▶ [Given data]:

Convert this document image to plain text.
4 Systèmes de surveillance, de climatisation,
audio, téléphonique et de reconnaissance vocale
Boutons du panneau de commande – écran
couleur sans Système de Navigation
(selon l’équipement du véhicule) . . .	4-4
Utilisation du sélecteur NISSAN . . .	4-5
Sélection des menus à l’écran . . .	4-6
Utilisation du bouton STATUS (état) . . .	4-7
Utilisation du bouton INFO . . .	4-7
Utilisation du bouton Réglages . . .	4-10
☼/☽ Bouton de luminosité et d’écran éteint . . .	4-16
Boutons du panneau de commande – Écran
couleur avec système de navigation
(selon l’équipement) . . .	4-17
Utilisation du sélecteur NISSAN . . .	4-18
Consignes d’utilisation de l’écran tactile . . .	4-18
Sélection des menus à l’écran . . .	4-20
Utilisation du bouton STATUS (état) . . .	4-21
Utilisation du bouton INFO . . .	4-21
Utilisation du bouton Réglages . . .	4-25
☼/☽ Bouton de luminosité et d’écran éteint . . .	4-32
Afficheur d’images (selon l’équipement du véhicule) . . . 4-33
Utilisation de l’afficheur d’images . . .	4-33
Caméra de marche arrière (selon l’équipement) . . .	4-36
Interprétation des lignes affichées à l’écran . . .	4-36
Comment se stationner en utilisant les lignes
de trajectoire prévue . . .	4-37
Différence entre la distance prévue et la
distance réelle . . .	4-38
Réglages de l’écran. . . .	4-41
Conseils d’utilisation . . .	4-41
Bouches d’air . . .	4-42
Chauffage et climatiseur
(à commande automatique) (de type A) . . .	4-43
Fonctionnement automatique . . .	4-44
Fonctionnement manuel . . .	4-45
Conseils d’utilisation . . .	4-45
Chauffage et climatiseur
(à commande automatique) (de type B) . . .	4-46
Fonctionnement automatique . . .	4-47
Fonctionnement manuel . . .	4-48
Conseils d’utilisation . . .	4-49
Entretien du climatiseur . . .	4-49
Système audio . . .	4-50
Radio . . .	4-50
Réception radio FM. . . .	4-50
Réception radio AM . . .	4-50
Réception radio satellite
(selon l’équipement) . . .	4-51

* * *

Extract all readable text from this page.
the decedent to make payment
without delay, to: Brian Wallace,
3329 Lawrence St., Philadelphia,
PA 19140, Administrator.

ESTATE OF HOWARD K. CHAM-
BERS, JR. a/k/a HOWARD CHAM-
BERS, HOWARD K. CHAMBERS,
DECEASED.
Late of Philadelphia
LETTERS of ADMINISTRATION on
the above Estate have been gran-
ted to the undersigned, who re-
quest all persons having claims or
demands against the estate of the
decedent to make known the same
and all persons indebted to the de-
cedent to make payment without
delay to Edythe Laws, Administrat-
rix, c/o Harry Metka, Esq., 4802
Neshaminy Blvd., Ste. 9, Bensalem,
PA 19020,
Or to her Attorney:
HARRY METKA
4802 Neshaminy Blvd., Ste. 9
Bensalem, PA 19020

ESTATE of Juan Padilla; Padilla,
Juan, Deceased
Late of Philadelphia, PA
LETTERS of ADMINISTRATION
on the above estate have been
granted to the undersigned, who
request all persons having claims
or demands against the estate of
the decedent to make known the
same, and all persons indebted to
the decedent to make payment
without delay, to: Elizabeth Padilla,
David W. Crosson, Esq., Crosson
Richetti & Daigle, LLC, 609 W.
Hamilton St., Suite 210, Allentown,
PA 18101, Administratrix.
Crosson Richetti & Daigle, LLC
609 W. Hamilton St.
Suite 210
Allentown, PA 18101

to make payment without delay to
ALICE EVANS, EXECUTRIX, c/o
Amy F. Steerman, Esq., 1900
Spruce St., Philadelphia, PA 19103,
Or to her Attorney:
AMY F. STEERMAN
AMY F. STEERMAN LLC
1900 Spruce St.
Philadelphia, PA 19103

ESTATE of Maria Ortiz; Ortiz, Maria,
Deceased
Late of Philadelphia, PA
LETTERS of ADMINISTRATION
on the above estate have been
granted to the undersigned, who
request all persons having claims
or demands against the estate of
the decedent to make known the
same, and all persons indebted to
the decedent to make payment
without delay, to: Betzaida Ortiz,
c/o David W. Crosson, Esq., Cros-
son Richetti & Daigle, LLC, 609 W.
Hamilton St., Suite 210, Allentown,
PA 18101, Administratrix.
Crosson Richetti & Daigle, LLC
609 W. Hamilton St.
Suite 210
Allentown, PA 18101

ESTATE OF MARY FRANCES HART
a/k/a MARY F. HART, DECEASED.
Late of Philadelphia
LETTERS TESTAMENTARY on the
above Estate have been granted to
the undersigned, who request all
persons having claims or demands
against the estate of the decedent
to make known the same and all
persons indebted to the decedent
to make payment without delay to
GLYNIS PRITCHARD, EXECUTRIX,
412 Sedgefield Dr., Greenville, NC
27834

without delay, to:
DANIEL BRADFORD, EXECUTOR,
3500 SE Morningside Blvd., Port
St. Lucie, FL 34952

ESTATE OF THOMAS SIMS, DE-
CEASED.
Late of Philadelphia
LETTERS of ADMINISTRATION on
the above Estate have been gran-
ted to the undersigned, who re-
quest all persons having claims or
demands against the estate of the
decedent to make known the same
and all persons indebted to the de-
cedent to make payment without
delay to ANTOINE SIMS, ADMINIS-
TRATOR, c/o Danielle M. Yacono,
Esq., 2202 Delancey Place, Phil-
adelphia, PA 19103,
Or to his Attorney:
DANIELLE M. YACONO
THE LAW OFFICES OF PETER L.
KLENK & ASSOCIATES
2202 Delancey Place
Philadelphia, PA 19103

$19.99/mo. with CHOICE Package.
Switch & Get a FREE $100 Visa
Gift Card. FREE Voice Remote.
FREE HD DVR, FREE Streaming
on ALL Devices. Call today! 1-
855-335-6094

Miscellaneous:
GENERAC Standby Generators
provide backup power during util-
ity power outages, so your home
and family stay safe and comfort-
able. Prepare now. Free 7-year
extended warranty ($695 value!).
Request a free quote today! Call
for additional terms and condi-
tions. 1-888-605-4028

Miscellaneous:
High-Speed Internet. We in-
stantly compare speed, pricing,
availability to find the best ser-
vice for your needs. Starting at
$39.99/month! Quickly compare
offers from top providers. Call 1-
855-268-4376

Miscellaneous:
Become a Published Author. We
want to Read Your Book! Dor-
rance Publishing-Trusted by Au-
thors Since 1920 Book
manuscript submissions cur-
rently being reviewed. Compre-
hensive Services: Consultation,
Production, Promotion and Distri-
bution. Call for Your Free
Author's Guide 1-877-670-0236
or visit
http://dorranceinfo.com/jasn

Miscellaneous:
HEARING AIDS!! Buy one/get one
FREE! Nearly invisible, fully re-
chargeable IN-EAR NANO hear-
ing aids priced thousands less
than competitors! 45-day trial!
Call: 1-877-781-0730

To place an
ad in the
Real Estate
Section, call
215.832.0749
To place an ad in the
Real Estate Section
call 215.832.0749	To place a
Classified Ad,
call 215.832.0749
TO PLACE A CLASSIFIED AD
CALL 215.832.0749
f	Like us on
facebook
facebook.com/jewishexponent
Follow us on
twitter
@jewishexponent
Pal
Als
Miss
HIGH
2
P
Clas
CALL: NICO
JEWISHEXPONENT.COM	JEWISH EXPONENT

...

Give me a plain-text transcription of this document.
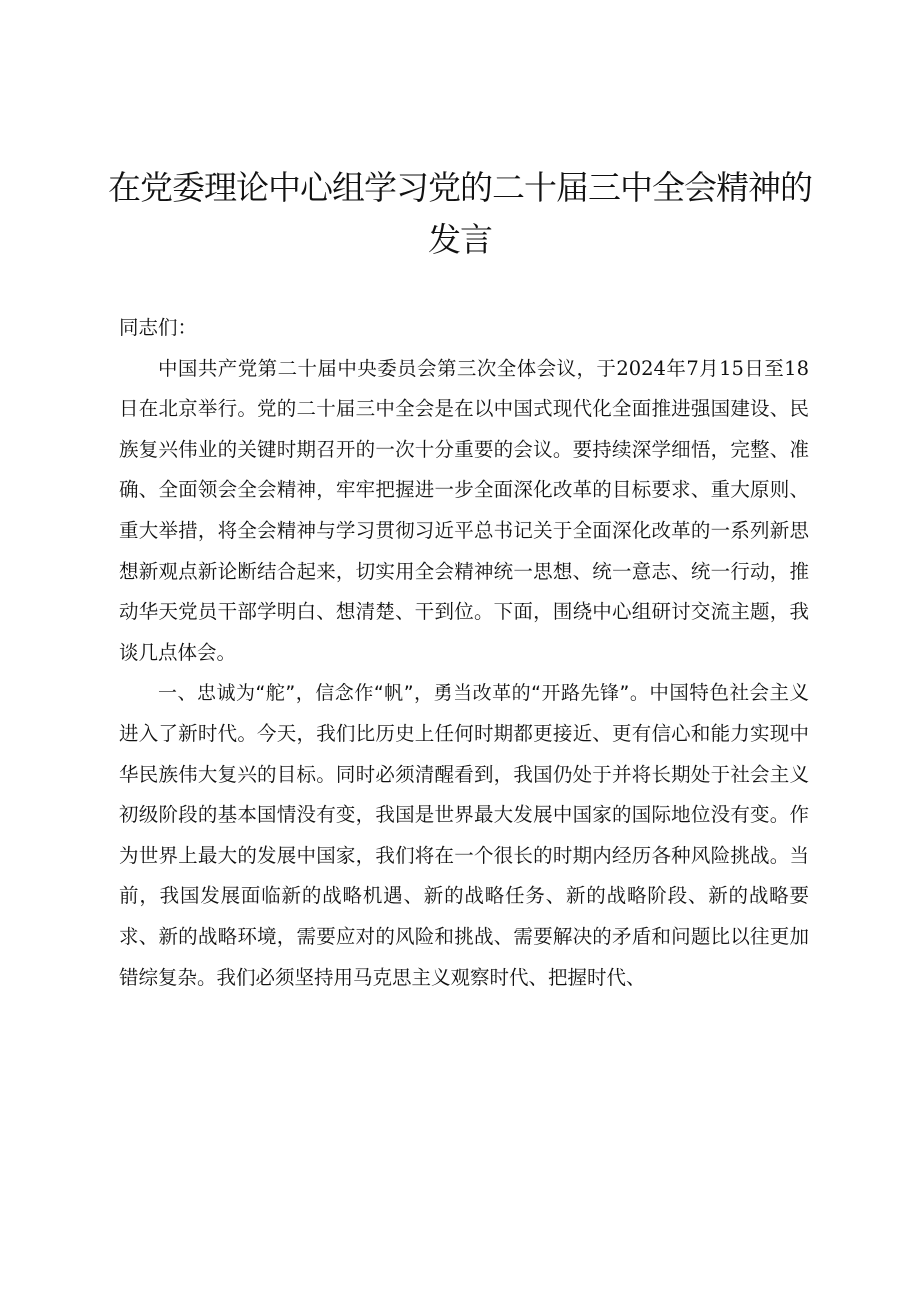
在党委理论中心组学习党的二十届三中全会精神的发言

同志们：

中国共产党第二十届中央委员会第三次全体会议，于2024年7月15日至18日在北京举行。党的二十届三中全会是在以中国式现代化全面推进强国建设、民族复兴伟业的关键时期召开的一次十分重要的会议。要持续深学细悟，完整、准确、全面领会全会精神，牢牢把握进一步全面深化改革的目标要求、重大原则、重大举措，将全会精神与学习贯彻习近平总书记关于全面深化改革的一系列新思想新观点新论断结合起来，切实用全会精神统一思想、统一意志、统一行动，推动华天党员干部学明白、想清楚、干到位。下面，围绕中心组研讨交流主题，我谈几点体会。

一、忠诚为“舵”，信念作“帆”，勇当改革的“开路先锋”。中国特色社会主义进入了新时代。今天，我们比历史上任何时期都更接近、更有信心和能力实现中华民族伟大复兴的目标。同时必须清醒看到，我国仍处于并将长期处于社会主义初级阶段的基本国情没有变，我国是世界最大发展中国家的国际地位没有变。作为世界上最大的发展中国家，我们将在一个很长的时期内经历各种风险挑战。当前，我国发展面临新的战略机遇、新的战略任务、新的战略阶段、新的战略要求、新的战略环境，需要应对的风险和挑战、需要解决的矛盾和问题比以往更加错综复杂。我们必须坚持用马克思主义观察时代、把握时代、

▶ [What the task asks]:
Tally up how many lines in the preceding listing contain the word "commande". Give nothing but the number.

▶ [Finished exercise]:
4